> **SHORT TASK**: Could you write out everything from the start of the records down to the line containing "Text: ×10: ×10 [336, 295, 355, 304]", putting "Oval shape" in place of "Ellipse shape" and leaving all else untouched?

** START **

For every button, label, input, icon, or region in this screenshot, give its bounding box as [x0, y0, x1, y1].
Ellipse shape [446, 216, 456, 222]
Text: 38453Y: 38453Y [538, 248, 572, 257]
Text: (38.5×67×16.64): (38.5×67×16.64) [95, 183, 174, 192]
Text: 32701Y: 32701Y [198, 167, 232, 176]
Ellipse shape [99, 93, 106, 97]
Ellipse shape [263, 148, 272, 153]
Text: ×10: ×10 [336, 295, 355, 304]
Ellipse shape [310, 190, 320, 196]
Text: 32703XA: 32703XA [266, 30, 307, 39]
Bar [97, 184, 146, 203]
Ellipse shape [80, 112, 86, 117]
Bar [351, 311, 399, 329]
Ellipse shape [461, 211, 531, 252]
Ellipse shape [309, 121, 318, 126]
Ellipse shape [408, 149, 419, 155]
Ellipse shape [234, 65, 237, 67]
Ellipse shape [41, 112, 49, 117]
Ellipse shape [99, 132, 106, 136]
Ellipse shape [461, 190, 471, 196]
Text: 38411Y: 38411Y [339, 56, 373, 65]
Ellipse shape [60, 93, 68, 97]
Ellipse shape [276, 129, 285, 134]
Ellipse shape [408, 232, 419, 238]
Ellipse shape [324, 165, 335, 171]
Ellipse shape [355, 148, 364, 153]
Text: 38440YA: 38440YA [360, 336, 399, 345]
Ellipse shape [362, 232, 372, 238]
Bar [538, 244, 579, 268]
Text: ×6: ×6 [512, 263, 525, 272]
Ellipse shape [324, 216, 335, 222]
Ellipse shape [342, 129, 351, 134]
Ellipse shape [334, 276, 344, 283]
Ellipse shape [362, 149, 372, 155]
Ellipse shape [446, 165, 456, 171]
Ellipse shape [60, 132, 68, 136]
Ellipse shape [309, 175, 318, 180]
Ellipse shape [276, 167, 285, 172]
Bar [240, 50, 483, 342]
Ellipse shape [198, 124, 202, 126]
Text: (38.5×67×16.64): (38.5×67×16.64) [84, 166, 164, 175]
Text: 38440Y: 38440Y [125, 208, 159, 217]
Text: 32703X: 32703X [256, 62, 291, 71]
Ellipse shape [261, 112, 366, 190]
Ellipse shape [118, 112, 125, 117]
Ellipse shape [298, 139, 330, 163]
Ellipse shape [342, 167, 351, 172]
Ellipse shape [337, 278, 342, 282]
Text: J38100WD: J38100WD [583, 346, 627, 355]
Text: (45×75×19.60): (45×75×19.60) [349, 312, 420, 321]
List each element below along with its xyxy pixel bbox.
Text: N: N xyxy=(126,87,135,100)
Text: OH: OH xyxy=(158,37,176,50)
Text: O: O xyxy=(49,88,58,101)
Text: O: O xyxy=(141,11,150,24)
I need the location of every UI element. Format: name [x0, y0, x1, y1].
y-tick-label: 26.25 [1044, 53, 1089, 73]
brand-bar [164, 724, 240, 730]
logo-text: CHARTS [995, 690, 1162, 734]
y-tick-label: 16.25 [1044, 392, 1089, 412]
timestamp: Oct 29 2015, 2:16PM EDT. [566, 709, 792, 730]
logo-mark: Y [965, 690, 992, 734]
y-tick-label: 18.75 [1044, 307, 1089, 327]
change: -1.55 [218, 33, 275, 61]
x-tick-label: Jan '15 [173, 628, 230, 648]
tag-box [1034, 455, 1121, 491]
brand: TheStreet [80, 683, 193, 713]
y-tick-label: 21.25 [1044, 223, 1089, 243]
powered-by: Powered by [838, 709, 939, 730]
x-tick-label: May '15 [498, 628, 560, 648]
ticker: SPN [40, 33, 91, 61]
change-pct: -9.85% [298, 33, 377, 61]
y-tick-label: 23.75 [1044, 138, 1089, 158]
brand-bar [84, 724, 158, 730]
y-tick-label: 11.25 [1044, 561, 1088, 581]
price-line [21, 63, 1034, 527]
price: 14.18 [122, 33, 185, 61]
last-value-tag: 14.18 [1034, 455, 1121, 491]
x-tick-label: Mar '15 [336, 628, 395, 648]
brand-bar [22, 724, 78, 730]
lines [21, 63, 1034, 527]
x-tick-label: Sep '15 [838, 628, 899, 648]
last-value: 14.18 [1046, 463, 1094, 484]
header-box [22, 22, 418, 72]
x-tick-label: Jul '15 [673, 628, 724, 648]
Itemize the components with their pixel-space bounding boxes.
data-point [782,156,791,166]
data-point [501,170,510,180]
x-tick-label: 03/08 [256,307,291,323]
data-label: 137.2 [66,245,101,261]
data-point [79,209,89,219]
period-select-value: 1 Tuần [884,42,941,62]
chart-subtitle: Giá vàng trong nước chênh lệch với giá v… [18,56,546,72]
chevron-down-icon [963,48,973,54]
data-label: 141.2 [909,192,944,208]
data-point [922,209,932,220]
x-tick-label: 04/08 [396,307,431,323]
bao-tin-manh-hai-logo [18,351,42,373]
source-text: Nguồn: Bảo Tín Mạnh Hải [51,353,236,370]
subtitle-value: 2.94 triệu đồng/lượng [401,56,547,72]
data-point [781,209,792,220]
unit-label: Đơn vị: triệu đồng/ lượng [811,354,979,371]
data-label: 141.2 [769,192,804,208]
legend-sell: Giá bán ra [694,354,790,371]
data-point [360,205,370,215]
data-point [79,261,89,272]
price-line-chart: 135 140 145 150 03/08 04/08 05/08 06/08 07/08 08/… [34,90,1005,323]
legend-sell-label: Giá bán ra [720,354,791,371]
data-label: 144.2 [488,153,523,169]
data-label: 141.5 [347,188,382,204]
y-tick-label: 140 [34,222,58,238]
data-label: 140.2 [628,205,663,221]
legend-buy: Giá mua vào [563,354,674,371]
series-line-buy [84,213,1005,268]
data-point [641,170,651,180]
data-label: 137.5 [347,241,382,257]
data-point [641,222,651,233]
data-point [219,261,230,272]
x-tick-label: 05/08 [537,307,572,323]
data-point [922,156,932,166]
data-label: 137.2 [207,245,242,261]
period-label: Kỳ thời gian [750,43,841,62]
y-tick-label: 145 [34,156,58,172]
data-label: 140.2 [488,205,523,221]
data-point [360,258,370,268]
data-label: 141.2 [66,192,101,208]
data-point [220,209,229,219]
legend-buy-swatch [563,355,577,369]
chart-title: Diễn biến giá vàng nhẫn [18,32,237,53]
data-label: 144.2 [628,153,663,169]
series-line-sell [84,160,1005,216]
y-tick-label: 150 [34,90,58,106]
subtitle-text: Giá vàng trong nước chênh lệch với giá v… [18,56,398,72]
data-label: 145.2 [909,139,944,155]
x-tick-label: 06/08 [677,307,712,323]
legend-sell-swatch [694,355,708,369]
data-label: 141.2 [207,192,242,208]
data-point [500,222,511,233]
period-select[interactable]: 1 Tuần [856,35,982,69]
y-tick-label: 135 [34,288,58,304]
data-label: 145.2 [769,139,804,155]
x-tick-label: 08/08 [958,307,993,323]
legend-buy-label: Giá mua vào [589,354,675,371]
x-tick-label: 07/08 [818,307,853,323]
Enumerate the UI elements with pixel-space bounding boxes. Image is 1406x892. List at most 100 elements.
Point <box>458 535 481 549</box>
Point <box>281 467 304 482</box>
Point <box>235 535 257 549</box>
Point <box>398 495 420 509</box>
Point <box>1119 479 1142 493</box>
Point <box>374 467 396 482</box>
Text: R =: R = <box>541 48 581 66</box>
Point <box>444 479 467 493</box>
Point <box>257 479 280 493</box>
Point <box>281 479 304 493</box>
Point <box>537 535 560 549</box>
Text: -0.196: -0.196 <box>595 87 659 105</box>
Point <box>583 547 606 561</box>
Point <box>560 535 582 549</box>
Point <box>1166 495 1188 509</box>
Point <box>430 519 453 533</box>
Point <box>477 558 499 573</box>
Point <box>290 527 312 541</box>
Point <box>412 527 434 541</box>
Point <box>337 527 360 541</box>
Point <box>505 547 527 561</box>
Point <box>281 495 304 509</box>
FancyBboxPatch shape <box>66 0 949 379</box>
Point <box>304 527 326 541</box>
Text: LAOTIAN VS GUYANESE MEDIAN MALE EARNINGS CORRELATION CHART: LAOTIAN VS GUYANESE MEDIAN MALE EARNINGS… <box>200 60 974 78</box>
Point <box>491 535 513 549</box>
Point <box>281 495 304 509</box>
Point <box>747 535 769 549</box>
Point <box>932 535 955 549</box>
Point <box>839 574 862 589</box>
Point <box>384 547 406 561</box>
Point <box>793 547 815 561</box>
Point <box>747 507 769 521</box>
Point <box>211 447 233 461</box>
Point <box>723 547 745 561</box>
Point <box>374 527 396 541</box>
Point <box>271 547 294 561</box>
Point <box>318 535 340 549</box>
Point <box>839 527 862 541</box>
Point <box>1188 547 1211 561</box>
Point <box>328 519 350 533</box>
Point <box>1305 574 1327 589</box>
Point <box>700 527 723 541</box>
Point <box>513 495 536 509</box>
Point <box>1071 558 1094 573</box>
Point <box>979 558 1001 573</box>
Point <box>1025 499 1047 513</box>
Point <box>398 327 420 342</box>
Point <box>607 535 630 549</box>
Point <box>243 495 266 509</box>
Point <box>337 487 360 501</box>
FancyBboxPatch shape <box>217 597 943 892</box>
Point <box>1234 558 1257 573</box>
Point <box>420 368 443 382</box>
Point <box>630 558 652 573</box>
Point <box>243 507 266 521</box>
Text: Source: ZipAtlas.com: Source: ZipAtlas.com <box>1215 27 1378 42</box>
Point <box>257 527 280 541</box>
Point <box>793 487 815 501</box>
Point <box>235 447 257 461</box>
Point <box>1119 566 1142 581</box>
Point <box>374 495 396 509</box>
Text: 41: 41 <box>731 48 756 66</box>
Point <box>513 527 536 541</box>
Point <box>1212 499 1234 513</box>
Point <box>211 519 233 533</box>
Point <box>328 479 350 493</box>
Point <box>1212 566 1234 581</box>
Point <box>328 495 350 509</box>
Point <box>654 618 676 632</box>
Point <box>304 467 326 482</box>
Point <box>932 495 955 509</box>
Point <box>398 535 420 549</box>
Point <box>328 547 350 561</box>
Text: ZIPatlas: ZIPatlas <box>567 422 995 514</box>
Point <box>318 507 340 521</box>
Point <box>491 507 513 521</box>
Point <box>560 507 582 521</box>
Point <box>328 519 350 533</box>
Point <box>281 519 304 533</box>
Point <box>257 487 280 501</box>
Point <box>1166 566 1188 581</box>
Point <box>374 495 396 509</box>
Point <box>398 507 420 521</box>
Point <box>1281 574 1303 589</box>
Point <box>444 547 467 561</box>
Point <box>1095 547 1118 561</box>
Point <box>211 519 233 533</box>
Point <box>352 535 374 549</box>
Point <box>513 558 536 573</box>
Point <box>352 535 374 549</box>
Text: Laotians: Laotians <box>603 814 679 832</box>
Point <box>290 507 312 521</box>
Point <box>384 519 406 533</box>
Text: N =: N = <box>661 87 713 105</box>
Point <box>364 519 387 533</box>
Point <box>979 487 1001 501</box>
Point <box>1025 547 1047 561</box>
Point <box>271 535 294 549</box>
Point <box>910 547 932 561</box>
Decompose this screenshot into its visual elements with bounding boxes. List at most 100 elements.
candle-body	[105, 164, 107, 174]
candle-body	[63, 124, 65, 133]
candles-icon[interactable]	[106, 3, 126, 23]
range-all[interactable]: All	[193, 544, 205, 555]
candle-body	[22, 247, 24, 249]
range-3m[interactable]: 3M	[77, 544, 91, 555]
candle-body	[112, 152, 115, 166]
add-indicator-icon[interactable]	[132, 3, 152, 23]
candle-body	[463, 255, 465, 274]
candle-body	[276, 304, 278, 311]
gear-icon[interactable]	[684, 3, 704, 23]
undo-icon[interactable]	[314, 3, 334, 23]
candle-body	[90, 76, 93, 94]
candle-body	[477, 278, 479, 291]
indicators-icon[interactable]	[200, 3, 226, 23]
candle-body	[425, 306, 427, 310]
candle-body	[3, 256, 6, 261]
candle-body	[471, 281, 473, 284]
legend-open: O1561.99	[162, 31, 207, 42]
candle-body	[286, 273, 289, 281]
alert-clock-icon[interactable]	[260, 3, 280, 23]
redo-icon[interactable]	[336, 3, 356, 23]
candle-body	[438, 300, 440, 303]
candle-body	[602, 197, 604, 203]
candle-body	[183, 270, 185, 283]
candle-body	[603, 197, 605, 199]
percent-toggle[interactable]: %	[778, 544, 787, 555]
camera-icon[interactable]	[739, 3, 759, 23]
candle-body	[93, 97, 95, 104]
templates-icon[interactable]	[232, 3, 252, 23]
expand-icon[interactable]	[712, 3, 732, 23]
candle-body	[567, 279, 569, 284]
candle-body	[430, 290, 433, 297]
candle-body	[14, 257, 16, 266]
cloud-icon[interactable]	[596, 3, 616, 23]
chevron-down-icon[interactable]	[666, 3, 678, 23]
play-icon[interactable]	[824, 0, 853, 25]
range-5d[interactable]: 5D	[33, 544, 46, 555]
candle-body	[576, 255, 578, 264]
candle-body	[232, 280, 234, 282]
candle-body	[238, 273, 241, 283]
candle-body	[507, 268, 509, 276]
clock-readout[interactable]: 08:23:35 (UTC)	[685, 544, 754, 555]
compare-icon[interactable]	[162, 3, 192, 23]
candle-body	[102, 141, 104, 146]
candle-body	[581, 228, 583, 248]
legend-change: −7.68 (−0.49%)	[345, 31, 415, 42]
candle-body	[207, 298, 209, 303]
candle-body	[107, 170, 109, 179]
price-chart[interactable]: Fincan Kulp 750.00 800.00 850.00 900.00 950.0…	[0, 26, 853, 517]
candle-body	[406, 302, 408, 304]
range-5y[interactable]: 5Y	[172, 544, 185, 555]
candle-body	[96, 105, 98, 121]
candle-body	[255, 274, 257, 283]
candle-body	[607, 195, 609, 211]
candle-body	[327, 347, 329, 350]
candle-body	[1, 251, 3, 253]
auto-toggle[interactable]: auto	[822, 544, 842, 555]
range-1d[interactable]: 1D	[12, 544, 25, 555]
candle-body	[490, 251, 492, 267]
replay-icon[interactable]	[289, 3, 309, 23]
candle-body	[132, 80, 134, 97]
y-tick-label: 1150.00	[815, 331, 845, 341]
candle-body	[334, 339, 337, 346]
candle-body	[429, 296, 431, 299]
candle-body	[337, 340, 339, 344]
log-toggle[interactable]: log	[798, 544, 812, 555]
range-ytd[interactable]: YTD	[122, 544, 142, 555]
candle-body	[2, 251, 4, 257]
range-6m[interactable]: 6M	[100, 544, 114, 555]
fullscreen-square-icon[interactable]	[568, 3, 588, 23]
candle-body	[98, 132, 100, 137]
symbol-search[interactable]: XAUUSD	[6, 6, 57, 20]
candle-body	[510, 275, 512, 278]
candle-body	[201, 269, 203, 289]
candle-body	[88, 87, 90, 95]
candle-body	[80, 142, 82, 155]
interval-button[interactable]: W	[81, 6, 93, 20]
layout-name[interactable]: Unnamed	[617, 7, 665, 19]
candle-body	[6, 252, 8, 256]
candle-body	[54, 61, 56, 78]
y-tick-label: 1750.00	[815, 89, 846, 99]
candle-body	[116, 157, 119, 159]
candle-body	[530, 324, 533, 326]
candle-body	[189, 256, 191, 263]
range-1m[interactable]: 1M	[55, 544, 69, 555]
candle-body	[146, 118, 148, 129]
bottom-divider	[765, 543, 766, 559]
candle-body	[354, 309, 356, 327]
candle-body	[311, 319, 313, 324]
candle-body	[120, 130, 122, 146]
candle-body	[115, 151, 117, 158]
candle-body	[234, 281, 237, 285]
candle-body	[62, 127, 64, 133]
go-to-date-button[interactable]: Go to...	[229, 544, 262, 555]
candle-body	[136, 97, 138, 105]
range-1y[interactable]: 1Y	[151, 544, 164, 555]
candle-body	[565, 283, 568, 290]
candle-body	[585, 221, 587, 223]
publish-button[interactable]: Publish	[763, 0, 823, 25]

** END **

> **OUTPUT FOR THIS EXERCISE**:
For every button, label, input, icon, or region in this screenshot, give its bounding box as [x0, y0, x1, y1].
Oval shape [446, 216, 456, 222]
Text: 38453Y: 38453Y [538, 248, 572, 257]
Text: (38.5×67×16.64): (38.5×67×16.64) [95, 183, 174, 192]
Text: 32701Y: 32701Y [198, 167, 232, 176]
Oval shape [99, 93, 106, 97]
Oval shape [263, 148, 272, 153]
Text: ×10: ×10 [336, 295, 355, 304]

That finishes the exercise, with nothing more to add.